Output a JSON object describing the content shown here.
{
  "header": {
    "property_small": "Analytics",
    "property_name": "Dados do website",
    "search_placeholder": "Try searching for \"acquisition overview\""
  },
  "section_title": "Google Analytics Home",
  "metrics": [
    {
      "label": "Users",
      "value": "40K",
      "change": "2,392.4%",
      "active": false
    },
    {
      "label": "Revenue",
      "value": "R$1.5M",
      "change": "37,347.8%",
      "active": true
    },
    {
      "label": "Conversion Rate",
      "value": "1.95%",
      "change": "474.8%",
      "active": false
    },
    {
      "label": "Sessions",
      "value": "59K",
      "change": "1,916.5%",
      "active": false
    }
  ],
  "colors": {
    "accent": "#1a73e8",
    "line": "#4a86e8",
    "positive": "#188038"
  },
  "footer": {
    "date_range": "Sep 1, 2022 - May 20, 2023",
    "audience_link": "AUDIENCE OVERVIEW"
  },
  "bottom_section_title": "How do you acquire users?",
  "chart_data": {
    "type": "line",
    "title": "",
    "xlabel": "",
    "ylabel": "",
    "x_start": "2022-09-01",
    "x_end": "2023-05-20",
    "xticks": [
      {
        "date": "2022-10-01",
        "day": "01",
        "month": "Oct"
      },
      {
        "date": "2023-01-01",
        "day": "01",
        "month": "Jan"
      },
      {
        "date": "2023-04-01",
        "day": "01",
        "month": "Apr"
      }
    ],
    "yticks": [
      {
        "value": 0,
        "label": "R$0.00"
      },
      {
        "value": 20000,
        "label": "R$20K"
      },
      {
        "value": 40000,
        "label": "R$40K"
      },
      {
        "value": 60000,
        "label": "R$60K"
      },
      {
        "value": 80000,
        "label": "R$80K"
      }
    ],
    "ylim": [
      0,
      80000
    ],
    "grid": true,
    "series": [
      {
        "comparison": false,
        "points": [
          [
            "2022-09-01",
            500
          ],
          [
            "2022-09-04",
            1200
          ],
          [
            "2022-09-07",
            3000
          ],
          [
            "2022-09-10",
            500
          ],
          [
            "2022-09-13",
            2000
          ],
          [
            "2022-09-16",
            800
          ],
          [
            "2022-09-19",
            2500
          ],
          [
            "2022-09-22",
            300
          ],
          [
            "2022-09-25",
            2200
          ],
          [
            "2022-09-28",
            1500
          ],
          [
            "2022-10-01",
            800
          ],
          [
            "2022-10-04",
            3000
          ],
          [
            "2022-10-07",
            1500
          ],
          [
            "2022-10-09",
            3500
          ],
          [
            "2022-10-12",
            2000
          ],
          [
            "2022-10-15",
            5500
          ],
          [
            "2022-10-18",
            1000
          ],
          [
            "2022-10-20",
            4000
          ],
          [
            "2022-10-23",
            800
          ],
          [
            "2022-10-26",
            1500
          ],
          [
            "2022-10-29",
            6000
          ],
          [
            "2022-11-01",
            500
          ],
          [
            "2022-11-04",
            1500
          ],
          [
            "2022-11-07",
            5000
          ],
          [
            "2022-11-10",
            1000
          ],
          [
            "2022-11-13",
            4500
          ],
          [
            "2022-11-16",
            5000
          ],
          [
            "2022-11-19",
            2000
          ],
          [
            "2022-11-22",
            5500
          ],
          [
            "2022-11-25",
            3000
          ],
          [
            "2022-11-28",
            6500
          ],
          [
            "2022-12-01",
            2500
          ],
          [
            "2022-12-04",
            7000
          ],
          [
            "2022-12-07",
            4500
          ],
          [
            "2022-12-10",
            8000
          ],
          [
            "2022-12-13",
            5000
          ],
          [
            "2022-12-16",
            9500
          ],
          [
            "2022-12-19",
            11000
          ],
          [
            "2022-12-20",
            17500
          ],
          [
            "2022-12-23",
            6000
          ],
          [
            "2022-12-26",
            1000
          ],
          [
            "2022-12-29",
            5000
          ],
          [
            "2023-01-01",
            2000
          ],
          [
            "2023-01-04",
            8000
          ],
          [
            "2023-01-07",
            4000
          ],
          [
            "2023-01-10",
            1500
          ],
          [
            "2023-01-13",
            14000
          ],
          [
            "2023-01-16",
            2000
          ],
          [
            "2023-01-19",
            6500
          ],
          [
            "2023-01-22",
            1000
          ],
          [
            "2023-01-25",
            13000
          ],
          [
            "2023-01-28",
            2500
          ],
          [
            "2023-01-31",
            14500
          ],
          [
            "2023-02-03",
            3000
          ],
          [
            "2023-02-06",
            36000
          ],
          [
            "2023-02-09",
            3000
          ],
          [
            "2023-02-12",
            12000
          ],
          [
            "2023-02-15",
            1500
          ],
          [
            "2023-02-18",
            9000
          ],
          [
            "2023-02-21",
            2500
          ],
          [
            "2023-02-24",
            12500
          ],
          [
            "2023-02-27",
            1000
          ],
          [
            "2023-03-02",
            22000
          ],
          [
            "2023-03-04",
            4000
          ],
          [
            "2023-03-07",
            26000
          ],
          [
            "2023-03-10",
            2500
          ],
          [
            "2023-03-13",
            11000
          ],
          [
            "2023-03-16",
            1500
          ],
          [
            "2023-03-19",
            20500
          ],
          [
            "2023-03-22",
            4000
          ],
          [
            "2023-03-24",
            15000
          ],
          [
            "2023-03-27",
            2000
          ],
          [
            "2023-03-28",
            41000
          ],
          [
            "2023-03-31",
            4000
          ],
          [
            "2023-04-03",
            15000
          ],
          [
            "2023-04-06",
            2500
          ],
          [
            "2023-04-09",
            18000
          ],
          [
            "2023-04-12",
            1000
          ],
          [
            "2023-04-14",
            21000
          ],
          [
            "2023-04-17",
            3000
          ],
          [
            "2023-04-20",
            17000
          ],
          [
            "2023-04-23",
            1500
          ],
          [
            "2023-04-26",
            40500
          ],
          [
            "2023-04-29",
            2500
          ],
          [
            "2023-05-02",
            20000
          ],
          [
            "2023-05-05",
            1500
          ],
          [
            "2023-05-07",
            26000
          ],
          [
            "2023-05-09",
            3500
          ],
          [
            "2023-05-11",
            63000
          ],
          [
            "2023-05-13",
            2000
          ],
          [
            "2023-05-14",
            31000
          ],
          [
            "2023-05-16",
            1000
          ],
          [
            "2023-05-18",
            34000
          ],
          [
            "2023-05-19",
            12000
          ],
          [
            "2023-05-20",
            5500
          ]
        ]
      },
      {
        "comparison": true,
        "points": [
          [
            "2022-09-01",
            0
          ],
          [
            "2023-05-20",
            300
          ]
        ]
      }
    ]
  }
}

- - -

Description of the task →
Your task is to print the whole listing again exactly.

Full solution →
Output a JSON object describing the content shown here.
{
  "header": {
    "property_small": "Analytics",
    "property_name": "Dados do website",
    "search_placeholder": "Try searching for \"acquisition overview\""
  },
  "section_title": "Google Analytics Home",
  "metrics": [
    {
      "label": "Users",
      "value": "40K",
      "change": "2,392.4%",
      "active": false
    },
    {
      "label": "Revenue",
      "value": "R$1.5M",
      "change": "37,347.8%",
      "active": true
    },
    {
      "label": "Conversion Rate",
      "value": "1.95%",
      "change": "474.8%",
      "active": false
    },
    {
      "label": "Sessions",
      "value": "59K",
      "change": "1,916.5%",
      "active": false
    }
  ],
  "colors": {
    "accent": "#1a73e8",
    "line": "#4a86e8",
    "positive": "#188038"
  },
  "footer": {
    "date_range": "Sep 1, 2022 - May 20, 2023",
    "audience_link": "AUDIENCE OVERVIEW"
  },
  "bottom_section_title": "How do you acquire users?",
  "chart_data": {
    "type": "line",
    "title": "",
    "xlabel": "",
    "ylabel": "",
    "x_start": "2022-09-01",
    "x_end": "2023-05-20",
    "xticks": [
      {
        "date": "2022-10-01",
        "day": "01",
        "month": "Oct"
      },
      {
        "date": "2023-01-01",
        "day": "01",
        "month": "Jan"
      },
      {
        "date": "2023-04-01",
        "day": "01",
        "month": "Apr"
      }
    ],
    "yticks": [
      {
        "value": 0,
        "label": "R$0.00"
      },
      {
        "value": 20000,
        "label": "R$20K"
      },
      {
        "value": 40000,
        "label": "R$40K"
      },
      {
        "value": 60000,
        "label": "R$60K"
      },
      {
        "value": 80000,
        "label": "R$80K"
      }
    ],
    "ylim": [
      0,
      80000
    ],
    "grid": true,
    "series": [
      {
        "comparison": false,
        "points": [
          [
            "2022-09-01",
            500
          ],
          [
            "2022-09-04",
            1200
          ],
          [
            "2022-09-07",
            3000
          ],
          [
            "2022-09-10",
            500
          ],
          [
            "2022-09-13",
            2000
          ],
          [
            "2022-09-16",
            800
          ],
          [
            "2022-09-19",
            2500
          ],
          [
            "2022-09-22",
            300
          ],
          [
            "2022-09-25",
            2200
          ],
          [
            "2022-09-28",
            1500
          ],
          [
            "2022-10-01",
            800
          ],
          [
            "2022-10-04",
            3000
          ],
          [
            "2022-10-07",
            1500
          ],
          [
            "2022-10-09",
            3500
          ],
          [
            "2022-10-12",
            2000
          ],
          [
            "2022-10-15",
            5500
          ],
          [
            "2022-10-18",
            1000
          ],
          [
            "2022-10-20",
            4000
          ],
          [
            "2022-10-23",
            800
          ],
          [
            "2022-10-26",
            1500
          ],
          [
            "2022-10-29",
            6000
          ],
          [
            "2022-11-01",
            500
          ],
          [
            "2022-11-04",
            1500
          ],
          [
            "2022-11-07",
            5000
          ],
          [
            "2022-11-10",
            1000
          ],
          [
            "2022-11-13",
            4500
          ],
          [
            "2022-11-16",
            5000
          ],
          [
            "2022-11-19",
            2000
          ],
          [
            "2022-11-22",
            5500
          ],
          [
            "2022-11-25",
            3000
          ],
          [
            "2022-11-28",
            6500
          ],
          [
            "2022-12-01",
            2500
          ],
          [
            "2022-12-04",
            7000
          ],
          [
            "2022-12-07",
            4500
          ],
          [
            "2022-12-10",
            8000
          ],
          [
            "2022-12-13",
            5000
          ],
          [
            "2022-12-16",
            9500
          ],
          [
            "2022-12-19",
            11000
          ],
          [
            "2022-12-20",
            17500
          ],
          [
            "2022-12-23",
            6000
          ],
          [
            "2022-12-26",
            1000
          ],
          [
            "2022-12-29",
            5000
          ],
          [
            "2023-01-01",
            2000
          ],
          [
            "2023-01-04",
            8000
          ],
          [
            "2023-01-07",
            4000
          ],
          [
            "2023-01-10",
            1500
          ],
          [
            "2023-01-13",
            14000
          ],
          [
            "2023-01-16",
            2000
          ],
          [
            "2023-01-19",
            6500
          ],
          [
            "2023-01-22",
            1000
          ],
          [
            "2023-01-25",
            13000
          ],
          [
            "2023-01-28",
            2500
          ],
          [
            "2023-01-31",
            14500
          ],
          [
            "2023-02-03",
            3000
          ],
          [
            "2023-02-06",
            36000
          ],
          [
            "2023-02-09",
            3000
          ],
          [
            "2023-02-12",
            12000
          ],
          [
            "2023-02-15",
            1500
          ],
          [
            "2023-02-18",
            9000
          ],
          [
            "2023-02-21",
            2500
          ],
          [
            "2023-02-24",
            12500
          ],
          [
            "2023-02-27",
            1000
          ],
          [
            "2023-03-02",
            22000
          ],
          [
            "2023-03-04",
            4000
          ],
          [
            "2023-03-07",
            26000
          ],
          [
            "2023-03-10",
            2500
          ],
          [
            "2023-03-13",
            11000
          ],
          [
            "2023-03-16",
            1500
          ],
          [
            "2023-03-19",
            20500
          ],
          [
            "2023-03-22",
            4000
          ],
          [
            "2023-03-24",
            15000
          ],
          [
            "2023-03-27",
            2000
          ],
          [
            "2023-03-28",
            41000
          ],
          [
            "2023-03-31",
            4000
          ],
          [
            "2023-04-03",
            15000
          ],
          [
            "2023-04-06",
            2500
          ],
          [
            "2023-04-09",
            18000
          ],
          [
            "2023-04-12",
            1000
          ],
          [
            "2023-04-14",
            21000
          ],
          [
            "2023-04-17",
            3000
          ],
          [
            "2023-04-20",
            17000
          ],
          [
            "2023-04-23",
            1500
          ],
          [
            "2023-04-26",
            40500
          ],
          [
            "2023-04-29",
            2500
          ],
          [
            "2023-05-02",
            20000
          ],
          [
            "2023-05-05",
            1500
          ],
          [
            "2023-05-07",
            26000
          ],
          [
            "2023-05-09",
            3500
          ],
          [
            "2023-05-11",
            63000
          ],
          [
            "2023-05-13",
            2000
          ],
          [
            "2023-05-14",
            31000
          ],
          [
            "2023-05-16",
            1000
          ],
          [
            "2023-05-18",
            34000
          ],
          [
            "2023-05-19",
            12000
          ],
          [
            "2023-05-20",
            5500
          ]
        ]
      },
      {
        "comparison": true,
        "points": [
          [
            "2022-09-01",
            0
          ],
          [
            "2023-05-20",
            300
          ]
        ]
      }
    ]
  }
}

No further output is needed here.